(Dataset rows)
········
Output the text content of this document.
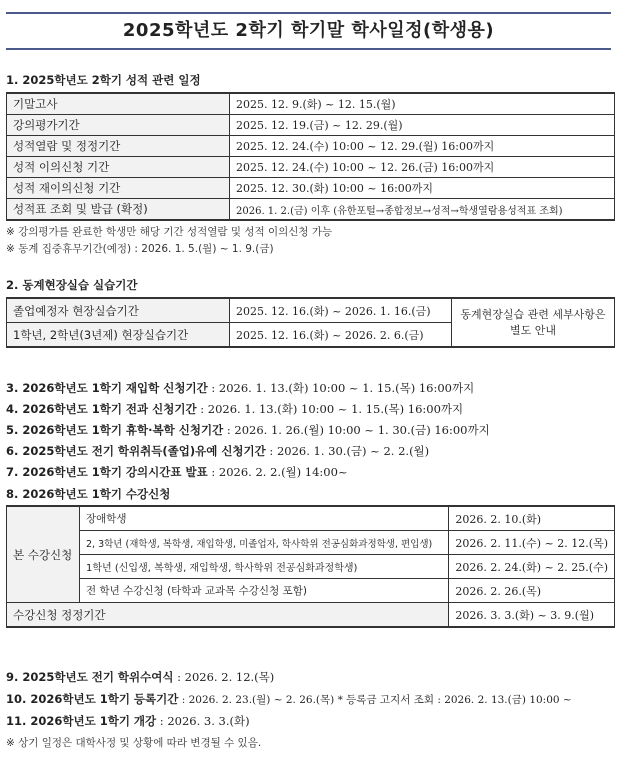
2025학년도 2학기 학기말 학사일정(학생용)
1. 2025학년도 2학기 성적 관련 일정
기말고사	2025. 12. 9.(화) ~ 12. 15.(월)
강의평가기간	2025. 12. 19.(금) ~ 12. 29.(월)
성적열람 및 정정기간	2025. 12. 24.(수) 10:00 ~ 12. 29.(월) 16:00까지
성적 이의신청 기간	2025. 12. 24.(수) 10:00 ~ 12. 26.(금) 16:00까지
성적 재이의신청 기간	2025. 12. 30.(화) 10:00 ~ 16:00까지
성적표 조회 및 발급 (확정)	2026. 1. 2.(금) 이후 (유한포털→종합정보→성적→학생열람용성적표 조회)
※ 강의평가를 완료한 학생만 해당 기간 성적열람 및 성적 이의신청 가능
※ 동계 집중휴무기간(예정) : 2026. 1. 5.(월) ~ 1. 9.(금)
2. 동계현장실습 실습기간
졸업예정자 현장실습기간	2025. 12. 16.(화) ~ 2026. 1. 16.(금)	동계현장실습 관련 세부사항은 별도 안내
1학년, 2학년(3년제) 현장실습기간	2025. 12. 16.(화) ~ 2026. 2. 6.(금)	
3. 2026학년도 1학기 재입학 신청기간 : 2026. 1. 13.(화) 10:00 ~ 1. 15.(목) 16:00까지
4. 2026학년도 1학기 전과 신청기간 : 2026. 1. 13.(화) 10:00 ~ 1. 15.(목) 16:00까지
5. 2026학년도 1학기 휴학·복학 신청기간 : 2026. 1. 26.(월) 10:00 ~ 1. 30.(금) 16:00까지
6. 2025학년도 전기 학위취득(졸업)유예 신청기간 : 2026. 1. 30.(금) ~ 2. 2.(월)
7. 2026학년도 1학기 강의시간표 발표 : 2026. 2. 2.(월) 14:00~
8. 2026학년도 1학기 수강신청
본 수강신청	장애학생	2026. 2. 10.(화)
	2, 3학년 (재학생, 복학생, 재입학생, 미졸업자, 학사학위 전공심화과정학생, 편입생)	2026. 2. 11.(수) ~ 2. 12.(목)
	1학년 (신입생, 복학생, 재입학생, 학사학위 전공심화과정학생)	2026. 2. 24.(화) ~ 2. 25.(수)
	전 학년 수강신청 (타학과 교과목 수강신청 포함)	2026. 2. 26.(목)
수강신청 정정기간		2026. 3. 3.(화) ~ 3. 9.(월)
9. 2025학년도 전기 학위수여식 : 2026. 2. 12.(목)
10. 2026학년도 1학기 등록기간 : 2026. 2. 23.(월) ~ 2. 26.(목) * 등록금 고지서 조회 : 2026. 2. 13.(금) 10:00 ~
11. 2026학년도 1학기 개강 : 2026. 3. 3.(화)
※ 상기 일정은 대학사정 및 상황에 따라 변경될 수 있음.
········
Copy every line of the material in which the word "정정기간" occurs.

## [THE OUTPUT]
성적열람 및 정정기간	2025. 12. 24.(수) 10:00 ~ 12. 29.(월) 16:00까지
수강신청 정정기간		2026. 3. 3.(화) ~ 3. 9.(월)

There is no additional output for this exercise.